TEXT PROVIDED:
This is a clean one-step AP schedule: one invoice date, one due date, and no need to compare alternative payment amounts.

Decision Hint

Use the single due date to stage approvals and payment release before month-end pressure builds.

Case 3: Net 90 enterprise order

Inputs

  • Invoice date: July 15, 2026
  • Invoice amount: $25,000
  • Term: Net 90
  • No early-payment discount

Computed Results

  • Full due date: October 13, 2026
  • Actual calendar gap: 90 days
  • Discount math: Not applicable
  • Full payment tracked: $25,000

Interpretation

Longer terms can ease buyer cash timing, but they also push collection further into the future for the seller.

Decision Hint

Confirm milestone approvals and invoice routing early so a long headline term does not hide a slow internal process.

Boundary Conditions

Business-day mode counts weekdays only. If your contract also excludes bank or public holidays, make that adjustment after calculating the baseline date here.
Discount days must be shorter than the full invoice term. If the contract uses milestone acceptance, receipt date, or end-of-month language, this simple date rule is not enough by itself.
The annualized return is a planning comparison based on the extra days between the discount deadline and the full due date; it is not a promised investment yield.
This tool is for one invoice and one payment term at a time. Repeating statement schedules and subscription cycles should be modeled separately from one-off AP invoices.
Overdue status is measured relative to today. If you need to quantify post-due collections age, compare the result with the Days Overdue Calculator after the due date is established here.
Vendor systems can still differ when they apply manual overrides, receipt-based clocks, shipment acceptance rules, or negotiated weekend handling that is not encoded in the invoice notation alone.

Sources & References

Frequently Asked Questions

What does Net 60 mean on an invoice?

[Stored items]
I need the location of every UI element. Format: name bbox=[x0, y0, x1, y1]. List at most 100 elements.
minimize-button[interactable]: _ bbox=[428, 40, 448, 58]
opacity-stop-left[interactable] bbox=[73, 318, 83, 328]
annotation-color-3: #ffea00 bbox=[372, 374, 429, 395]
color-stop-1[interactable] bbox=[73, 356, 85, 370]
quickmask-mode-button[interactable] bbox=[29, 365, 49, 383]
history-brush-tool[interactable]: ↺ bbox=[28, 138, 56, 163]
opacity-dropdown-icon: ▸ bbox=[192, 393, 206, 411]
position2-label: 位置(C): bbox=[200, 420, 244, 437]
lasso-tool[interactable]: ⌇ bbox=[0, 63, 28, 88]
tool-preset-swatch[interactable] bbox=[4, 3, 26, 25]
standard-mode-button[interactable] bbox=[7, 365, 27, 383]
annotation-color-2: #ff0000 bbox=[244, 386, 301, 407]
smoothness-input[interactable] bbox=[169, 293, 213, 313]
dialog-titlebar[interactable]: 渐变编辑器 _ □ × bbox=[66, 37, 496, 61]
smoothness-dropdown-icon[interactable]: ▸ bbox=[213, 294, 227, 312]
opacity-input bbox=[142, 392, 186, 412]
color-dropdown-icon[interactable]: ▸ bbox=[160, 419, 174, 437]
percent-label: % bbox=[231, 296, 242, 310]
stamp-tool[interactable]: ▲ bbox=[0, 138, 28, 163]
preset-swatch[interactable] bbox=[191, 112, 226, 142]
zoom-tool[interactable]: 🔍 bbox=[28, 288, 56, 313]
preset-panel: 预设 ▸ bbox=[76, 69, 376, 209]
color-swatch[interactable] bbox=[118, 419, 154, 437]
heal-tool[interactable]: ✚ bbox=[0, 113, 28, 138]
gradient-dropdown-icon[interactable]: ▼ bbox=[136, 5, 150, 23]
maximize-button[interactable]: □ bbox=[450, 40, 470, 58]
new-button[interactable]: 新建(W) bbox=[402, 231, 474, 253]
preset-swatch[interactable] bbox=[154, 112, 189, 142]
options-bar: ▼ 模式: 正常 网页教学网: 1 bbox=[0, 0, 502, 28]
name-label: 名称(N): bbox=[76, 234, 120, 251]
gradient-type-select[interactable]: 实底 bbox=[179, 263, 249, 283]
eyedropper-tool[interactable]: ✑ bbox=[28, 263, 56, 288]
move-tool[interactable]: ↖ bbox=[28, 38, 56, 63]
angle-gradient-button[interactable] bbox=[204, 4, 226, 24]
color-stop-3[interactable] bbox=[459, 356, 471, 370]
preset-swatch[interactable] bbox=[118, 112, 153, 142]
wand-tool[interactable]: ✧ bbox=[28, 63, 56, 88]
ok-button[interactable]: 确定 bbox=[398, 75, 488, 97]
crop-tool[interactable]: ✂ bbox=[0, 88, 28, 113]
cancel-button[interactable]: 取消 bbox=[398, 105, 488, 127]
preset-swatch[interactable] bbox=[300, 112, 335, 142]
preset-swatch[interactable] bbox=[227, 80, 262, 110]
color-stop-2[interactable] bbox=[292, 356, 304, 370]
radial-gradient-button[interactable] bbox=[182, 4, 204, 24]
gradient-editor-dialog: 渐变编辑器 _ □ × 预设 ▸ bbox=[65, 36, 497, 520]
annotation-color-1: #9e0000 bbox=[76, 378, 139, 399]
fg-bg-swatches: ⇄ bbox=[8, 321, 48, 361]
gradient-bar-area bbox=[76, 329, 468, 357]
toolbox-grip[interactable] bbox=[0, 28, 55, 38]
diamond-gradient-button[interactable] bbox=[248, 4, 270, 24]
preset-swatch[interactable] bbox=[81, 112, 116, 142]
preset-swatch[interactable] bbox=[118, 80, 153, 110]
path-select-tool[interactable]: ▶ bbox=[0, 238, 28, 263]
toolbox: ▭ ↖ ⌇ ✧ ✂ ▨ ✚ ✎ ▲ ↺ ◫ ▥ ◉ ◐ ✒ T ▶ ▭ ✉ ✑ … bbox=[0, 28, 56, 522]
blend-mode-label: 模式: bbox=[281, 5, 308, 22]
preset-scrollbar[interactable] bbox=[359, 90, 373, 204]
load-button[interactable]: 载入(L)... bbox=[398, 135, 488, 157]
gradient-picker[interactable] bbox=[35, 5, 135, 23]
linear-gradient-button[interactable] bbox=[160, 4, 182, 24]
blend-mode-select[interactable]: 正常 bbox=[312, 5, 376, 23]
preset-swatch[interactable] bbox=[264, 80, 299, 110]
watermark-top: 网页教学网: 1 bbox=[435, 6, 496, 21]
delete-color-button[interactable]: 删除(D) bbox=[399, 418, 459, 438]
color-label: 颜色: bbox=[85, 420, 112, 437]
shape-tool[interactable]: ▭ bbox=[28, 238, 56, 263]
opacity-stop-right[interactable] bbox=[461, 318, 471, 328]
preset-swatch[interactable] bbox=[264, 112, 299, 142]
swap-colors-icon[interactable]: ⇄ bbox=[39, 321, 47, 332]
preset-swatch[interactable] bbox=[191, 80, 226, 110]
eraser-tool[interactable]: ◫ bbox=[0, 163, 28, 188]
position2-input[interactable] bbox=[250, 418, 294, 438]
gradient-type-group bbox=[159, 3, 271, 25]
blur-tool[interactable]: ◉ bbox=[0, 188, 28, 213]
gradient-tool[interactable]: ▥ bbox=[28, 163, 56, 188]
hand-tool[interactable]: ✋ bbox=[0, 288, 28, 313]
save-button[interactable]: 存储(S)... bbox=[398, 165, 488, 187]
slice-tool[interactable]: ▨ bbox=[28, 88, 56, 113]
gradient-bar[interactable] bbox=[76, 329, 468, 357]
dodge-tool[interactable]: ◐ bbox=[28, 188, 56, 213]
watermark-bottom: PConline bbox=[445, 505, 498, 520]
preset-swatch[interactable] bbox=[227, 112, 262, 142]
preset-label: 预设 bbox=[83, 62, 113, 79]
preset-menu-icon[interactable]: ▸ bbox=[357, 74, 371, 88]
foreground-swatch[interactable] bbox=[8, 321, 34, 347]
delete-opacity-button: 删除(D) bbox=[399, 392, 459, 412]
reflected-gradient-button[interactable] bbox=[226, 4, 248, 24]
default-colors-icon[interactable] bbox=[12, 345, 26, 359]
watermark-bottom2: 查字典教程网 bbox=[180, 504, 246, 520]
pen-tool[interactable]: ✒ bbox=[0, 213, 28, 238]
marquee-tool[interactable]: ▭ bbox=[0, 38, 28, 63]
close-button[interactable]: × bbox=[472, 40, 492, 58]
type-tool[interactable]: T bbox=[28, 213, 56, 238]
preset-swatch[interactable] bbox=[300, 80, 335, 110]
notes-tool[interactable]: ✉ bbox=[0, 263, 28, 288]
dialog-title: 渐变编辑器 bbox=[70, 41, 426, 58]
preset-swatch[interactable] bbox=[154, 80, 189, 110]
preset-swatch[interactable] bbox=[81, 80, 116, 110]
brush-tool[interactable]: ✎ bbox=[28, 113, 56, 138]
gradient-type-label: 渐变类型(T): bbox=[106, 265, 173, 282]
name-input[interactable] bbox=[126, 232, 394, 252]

TASK:
Continue the text on invoice payment terms, picking up after its final line, "What does Net 60 mean on an invoice?"

EXPECTED ANSWER:
Net 60 means the full invoice amount is due 60 days after the invoice date unless the agreement says another trigger starts the clock. This calculator treats the invoice date as the anchor and then applies the selected calendar-day or weekday-only rule.
What does 2/10 Net 60 mean?
It means the buyer can deduct 2% from the invoice if payment is made within 10 days; otherwise the full amount is due in 60 days. The calculator shows both payment amounts, the discount deadline, and the implied annualized return from taking the discount.
How is the annualized return on an early-payment discount calculated?
This page uses the discount percentage divided by the amount you would otherwise pay, then annualizes that benefit across the calendar-day gap between the discount deadline and the full due date. It is a planning comparison, not a guaranteed investment return.
Should I always take an early-payment discount?
Not automatically. Compare the savings with your real cost of cash, short-term borrowing rate, and the working-capital pressure inside your business. A large annualized return often looks attractive, but liquidity still matters.
Do Net terms use calendar days or business days?
Many invoices use calendar days unless the contract says otherwise. This calculator also supports a weekday-only option for planning, but that mode does not subtract holidays, so formal contract language should still win.
What if the due date lands on a weekend or holiday?
The calculator gives you the baseline due date from the selected rule. If your vendor moves weekend or holiday due dates to the next valid business day, apply that contract-specific adjustment after reviewing the baseline result.
When should I use a recurring billing calculator instead?
Use a recurring billing calculator when the same bill repeats monthly, quarterly, or annually from one anchor date. Net-term math is better for one-off invoices or individual purchase orders that each carry their own due date.
Does this page calculate late fees after the due date?
No. It stops at the invoice due date and discount analysis. If you need to track how late an invoice already is, move the due date into an overdue or collections workflow after this calculation.